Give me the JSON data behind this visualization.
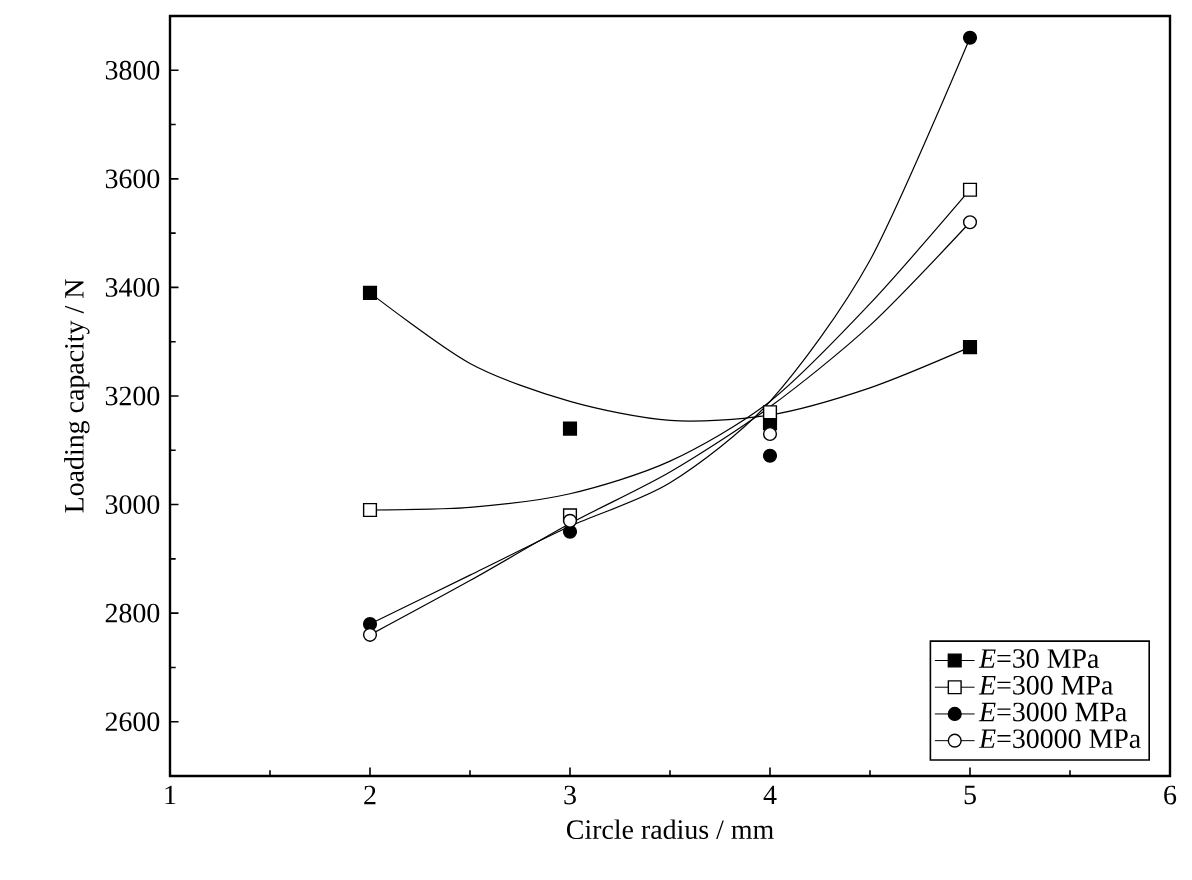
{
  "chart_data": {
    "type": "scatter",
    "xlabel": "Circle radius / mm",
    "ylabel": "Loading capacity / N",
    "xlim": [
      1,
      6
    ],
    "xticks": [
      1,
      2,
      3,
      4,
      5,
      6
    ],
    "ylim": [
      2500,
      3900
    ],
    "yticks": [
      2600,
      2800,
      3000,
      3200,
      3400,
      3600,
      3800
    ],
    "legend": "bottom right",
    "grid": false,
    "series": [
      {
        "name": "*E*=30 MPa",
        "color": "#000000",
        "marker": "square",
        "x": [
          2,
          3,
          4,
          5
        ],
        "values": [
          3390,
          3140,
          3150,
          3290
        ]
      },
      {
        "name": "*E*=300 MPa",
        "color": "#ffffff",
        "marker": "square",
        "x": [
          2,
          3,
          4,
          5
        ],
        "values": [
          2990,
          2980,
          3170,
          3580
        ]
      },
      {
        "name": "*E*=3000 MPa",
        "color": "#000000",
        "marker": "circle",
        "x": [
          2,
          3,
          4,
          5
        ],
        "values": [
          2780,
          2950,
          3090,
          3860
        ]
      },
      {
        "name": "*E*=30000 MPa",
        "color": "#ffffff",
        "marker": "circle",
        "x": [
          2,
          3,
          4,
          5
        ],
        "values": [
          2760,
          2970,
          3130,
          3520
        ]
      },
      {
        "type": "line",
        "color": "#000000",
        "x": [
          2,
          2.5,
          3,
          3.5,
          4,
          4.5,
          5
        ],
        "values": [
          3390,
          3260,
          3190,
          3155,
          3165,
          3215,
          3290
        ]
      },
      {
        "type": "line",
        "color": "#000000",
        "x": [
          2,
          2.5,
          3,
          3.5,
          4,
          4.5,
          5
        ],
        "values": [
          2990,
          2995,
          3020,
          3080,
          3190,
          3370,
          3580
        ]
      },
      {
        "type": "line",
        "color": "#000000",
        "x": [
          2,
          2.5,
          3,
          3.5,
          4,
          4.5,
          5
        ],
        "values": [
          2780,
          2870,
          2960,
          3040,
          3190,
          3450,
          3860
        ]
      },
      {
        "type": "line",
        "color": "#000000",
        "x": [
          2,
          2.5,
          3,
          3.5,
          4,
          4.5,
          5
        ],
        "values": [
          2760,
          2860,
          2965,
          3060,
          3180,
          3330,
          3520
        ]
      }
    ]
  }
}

:: STATED PROBLEM ::
Return all of the entries exactly as written, but drop any pictures they hold.

:: WRITTEN RESPONSE ::
Give me the JSON data behind this visualization.
{
  "chart_data": {
    "type": "scatter",
    "xlabel": "Circle radius / mm",
    "ylabel": "Loading capacity / N",
    "xlim": [
      1,
      6
    ],
    "xticks": [
      1,
      2,
      3,
      4,
      5,
      6
    ],
    "ylim": [
      2500,
      3900
    ],
    "yticks": [
      2600,
      2800,
      3000,
      3200,
      3400,
      3600,
      3800
    ],
    "legend": "bottom right",
    "grid": false,
    "series": [
      {
        "name": "*E*=30 MPa",
        "color": "#000000",
        "marker": "square",
        "x": [
          2,
          3,
          4,
          5
        ],
        "values": [
          3390,
          3140,
          3150,
          3290
        ]
      },
      {
        "name": "*E*=300 MPa",
        "color": "#ffffff",
        "marker": "square",
        "x": [
          2,
          3,
          4,
          5
        ],
        "values": [
          2990,
          2980,
          3170,
          3580
        ]
      },
      {
        "name": "*E*=3000 MPa",
        "color": "#000000",
        "marker": "circle",
        "x": [
          2,
          3,
          4,
          5
        ],
        "values": [
          2780,
          2950,
          3090,
          3860
        ]
      },
      {
        "name": "*E*=30000 MPa",
        "color": "#ffffff",
        "marker": "circle",
        "x": [
          2,
          3,
          4,
          5
        ],
        "values": [
          2760,
          2970,
          3130,
          3520
        ]
      },
      {
        "type": "line",
        "color": "#000000",
        "x": [
          2,
          2.5,
          3,
          3.5,
          4,
          4.5,
          5
        ],
        "values": [
          3390,
          3260,
          3190,
          3155,
          3165,
          3215,
          3290
        ]
      },
      {
        "type": "line",
        "color": "#000000",
        "x": [
          2,
          2.5,
          3,
          3.5,
          4,
          4.5,
          5
        ],
        "values": [
          2990,
          2995,
          3020,
          3080,
          3190,
          3370,
          3580
        ]
      },
      {
        "type": "line",
        "color": "#000000",
        "x": [
          2,
          2.5,
          3,
          3.5,
          4,
          4.5,
          5
        ],
        "values": [
          2780,
          2870,
          2960,
          3040,
          3190,
          3450,
          3860
        ]
      },
      {
        "type": "line",
        "color": "#000000",
        "x": [
          2,
          2.5,
          3,
          3.5,
          4,
          4.5,
          5
        ],
        "values": [
          2760,
          2860,
          2965,
          3060,
          3180,
          3330,
          3520
        ]
      }
    ]
  }
}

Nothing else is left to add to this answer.